* Challenge *
Below is a set of records. Repeat all of them exactly.

* Records for processing *
^^^^
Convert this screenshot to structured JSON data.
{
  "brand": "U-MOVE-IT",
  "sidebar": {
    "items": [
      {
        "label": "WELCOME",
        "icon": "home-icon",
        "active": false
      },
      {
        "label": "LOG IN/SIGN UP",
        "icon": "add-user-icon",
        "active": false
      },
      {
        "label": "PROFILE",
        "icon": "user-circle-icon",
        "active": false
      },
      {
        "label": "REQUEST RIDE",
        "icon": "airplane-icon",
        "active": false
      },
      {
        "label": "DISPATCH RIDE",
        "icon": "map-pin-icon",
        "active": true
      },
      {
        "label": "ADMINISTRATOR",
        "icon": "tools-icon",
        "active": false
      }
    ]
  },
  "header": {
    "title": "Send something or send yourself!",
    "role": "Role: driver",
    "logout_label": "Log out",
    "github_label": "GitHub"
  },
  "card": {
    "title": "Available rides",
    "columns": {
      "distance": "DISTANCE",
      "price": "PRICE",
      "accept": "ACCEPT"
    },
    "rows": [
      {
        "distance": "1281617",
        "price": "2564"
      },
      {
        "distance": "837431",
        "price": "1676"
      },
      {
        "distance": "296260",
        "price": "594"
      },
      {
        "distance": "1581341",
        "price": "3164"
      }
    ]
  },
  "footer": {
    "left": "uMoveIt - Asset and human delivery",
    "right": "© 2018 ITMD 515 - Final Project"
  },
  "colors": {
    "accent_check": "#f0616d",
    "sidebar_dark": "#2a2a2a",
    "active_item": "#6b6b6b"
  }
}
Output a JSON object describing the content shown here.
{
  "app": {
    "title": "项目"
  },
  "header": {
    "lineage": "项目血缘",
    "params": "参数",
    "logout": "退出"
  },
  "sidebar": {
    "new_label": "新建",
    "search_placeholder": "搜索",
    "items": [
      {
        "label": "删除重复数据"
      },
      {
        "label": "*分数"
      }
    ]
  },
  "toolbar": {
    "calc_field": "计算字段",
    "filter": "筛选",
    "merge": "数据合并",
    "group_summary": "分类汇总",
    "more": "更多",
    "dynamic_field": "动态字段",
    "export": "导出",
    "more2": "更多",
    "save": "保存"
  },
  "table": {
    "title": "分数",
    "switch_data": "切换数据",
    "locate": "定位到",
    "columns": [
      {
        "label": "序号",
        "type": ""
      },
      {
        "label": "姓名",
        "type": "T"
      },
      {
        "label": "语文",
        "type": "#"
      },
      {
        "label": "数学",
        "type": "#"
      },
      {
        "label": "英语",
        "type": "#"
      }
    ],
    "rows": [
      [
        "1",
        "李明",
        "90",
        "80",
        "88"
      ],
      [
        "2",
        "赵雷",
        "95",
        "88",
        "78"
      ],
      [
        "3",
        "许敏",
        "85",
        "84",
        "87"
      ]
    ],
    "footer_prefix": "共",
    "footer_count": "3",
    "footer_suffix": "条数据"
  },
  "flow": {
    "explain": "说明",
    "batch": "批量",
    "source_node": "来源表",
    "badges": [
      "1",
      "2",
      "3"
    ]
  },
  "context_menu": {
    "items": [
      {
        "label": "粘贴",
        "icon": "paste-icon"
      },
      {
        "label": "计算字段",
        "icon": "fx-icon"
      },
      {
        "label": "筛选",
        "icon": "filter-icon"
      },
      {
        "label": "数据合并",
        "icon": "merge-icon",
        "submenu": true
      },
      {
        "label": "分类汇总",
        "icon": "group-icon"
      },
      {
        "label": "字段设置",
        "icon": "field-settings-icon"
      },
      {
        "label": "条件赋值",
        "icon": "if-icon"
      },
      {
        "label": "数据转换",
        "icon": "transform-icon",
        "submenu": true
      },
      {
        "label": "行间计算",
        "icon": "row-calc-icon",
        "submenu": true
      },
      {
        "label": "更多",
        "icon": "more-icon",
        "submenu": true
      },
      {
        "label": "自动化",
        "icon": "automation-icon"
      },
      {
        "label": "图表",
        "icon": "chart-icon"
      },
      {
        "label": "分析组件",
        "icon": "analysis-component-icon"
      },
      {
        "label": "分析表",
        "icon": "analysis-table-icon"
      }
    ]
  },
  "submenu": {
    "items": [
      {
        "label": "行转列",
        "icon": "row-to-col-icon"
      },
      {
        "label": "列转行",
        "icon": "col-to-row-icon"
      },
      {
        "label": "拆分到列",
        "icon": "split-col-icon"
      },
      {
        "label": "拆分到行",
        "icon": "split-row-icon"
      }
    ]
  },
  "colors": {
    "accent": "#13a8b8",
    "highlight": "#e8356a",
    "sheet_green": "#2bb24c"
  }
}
^^^^
* Solution to this exercise *
Convert this screenshot to structured JSON data.
{
  "brand": "U-MOVE-IT",
  "sidebar": {
    "items": [
      {
        "label": "WELCOME",
        "icon": "home-icon",
        "active": false
      },
      {
        "label": "LOG IN/SIGN UP",
        "icon": "add-user-icon",
        "active": false
      },
      {
        "label": "PROFILE",
        "icon": "user-circle-icon",
        "active": false
      },
      {
        "label": "REQUEST RIDE",
        "icon": "airplane-icon",
        "active": false
      },
      {
        "label": "DISPATCH RIDE",
        "icon": "map-pin-icon",
        "active": true
      },
      {
        "label": "ADMINISTRATOR",
        "icon": "tools-icon",
        "active": false
      }
    ]
  },
  "header": {
    "title": "Send something or send yourself!",
    "role": "Role: driver",
    "logout_label": "Log out",
    "github_label": "GitHub"
  },
  "card": {
    "title": "Available rides",
    "columns": {
      "distance": "DISTANCE",
      "price": "PRICE",
      "accept": "ACCEPT"
    },
    "rows": [
      {
        "distance": "1281617",
        "price": "2564"
      },
      {
        "distance": "837431",
        "price": "1676"
      },
      {
        "distance": "296260",
        "price": "594"
      },
      {
        "distance": "1581341",
        "price": "3164"
      }
    ]
  },
  "footer": {
    "left": "uMoveIt - Asset and human delivery",
    "right": "© 2018 ITMD 515 - Final Project"
  },
  "colors": {
    "accent_check": "#f0616d",
    "sidebar_dark": "#2a2a2a",
    "active_item": "#6b6b6b"
  }
}
Output a JSON object describing the content shown here.
{
  "app": {
    "title": "项目"
  },
  "header": {
    "lineage": "项目血缘",
    "params": "参数",
    "logout": "退出"
  },
  "sidebar": {
    "new_label": "新建",
    "search_placeholder": "搜索",
    "items": [
      {
        "label": "删除重复数据"
      },
      {
        "label": "*分数"
      }
    ]
  },
  "toolbar": {
    "calc_field": "计算字段",
    "filter": "筛选",
    "merge": "数据合并",
    "group_summary": "分类汇总",
    "more": "更多",
    "dynamic_field": "动态字段",
    "export": "导出",
    "more2": "更多",
    "save": "保存"
  },
  "table": {
    "title": "分数",
    "switch_data": "切换数据",
    "locate": "定位到",
    "columns": [
      {
        "label": "序号",
        "type": ""
      },
      {
        "label": "姓名",
        "type": "T"
      },
      {
        "label": "语文",
        "type": "#"
      },
      {
        "label": "数学",
        "type": "#"
      },
      {
        "label": "英语",
        "type": "#"
      }
    ],
    "rows": [
      [
        "1",
        "李明",
        "90",
        "80",
        "88"
      ],
      [
        "2",
        "赵雷",
        "95",
        "88",
        "78"
      ],
      [
        "3",
        "许敏",
        "85",
        "84",
        "87"
      ]
    ],
    "footer_prefix": "共",
    "footer_count": "3",
    "footer_suffix": "条数据"
  },
  "flow": {
    "explain": "说明",
    "batch": "批量",
    "source_node": "来源表",
    "badges": [
      "1",
      "2",
      "3"
    ]
  },
  "context_menu": {
    "items": [
      {
        "label": "粘贴",
        "icon": "paste-icon"
      },
      {
        "label": "计算字段",
        "icon": "fx-icon"
      },
      {
        "label": "筛选",
        "icon": "filter-icon"
      },
      {
        "label": "数据合并",
        "icon": "merge-icon",
        "submenu": true
      },
      {
        "label": "分类汇总",
        "icon": "group-icon"
      },
      {
        "label": "字段设置",
        "icon": "field-settings-icon"
      },
      {
        "label": "条件赋值",
        "icon": "if-icon"
      },
      {
        "label": "数据转换",
        "icon": "transform-icon",
        "submenu": true
      },
      {
        "label": "行间计算",
        "icon": "row-calc-icon",
        "submenu": true
      },
      {
        "label": "更多",
        "icon": "more-icon",
        "submenu": true
      },
      {
        "label": "自动化",
        "icon": "automation-icon"
      },
      {
        "label": "图表",
        "icon": "chart-icon"
      },
      {
        "label": "分析组件",
        "icon": "analysis-component-icon"
      },
      {
        "label": "分析表",
        "icon": "analysis-table-icon"
      }
    ]
  },
  "submenu": {
    "items": [
      {
        "label": "行转列",
        "icon": "row-to-col-icon"
      },
      {
        "label": "列转行",
        "icon": "col-to-row-icon"
      },
      {
        "label": "拆分到列",
        "icon": "split-col-icon"
      },
      {
        "label": "拆分到行",
        "icon": "split-row-icon"
      }
    ]
  },
  "colors": {
    "accent": "#13a8b8",
    "highlight": "#e8356a",
    "sheet_green": "#2bb24c"
  }
}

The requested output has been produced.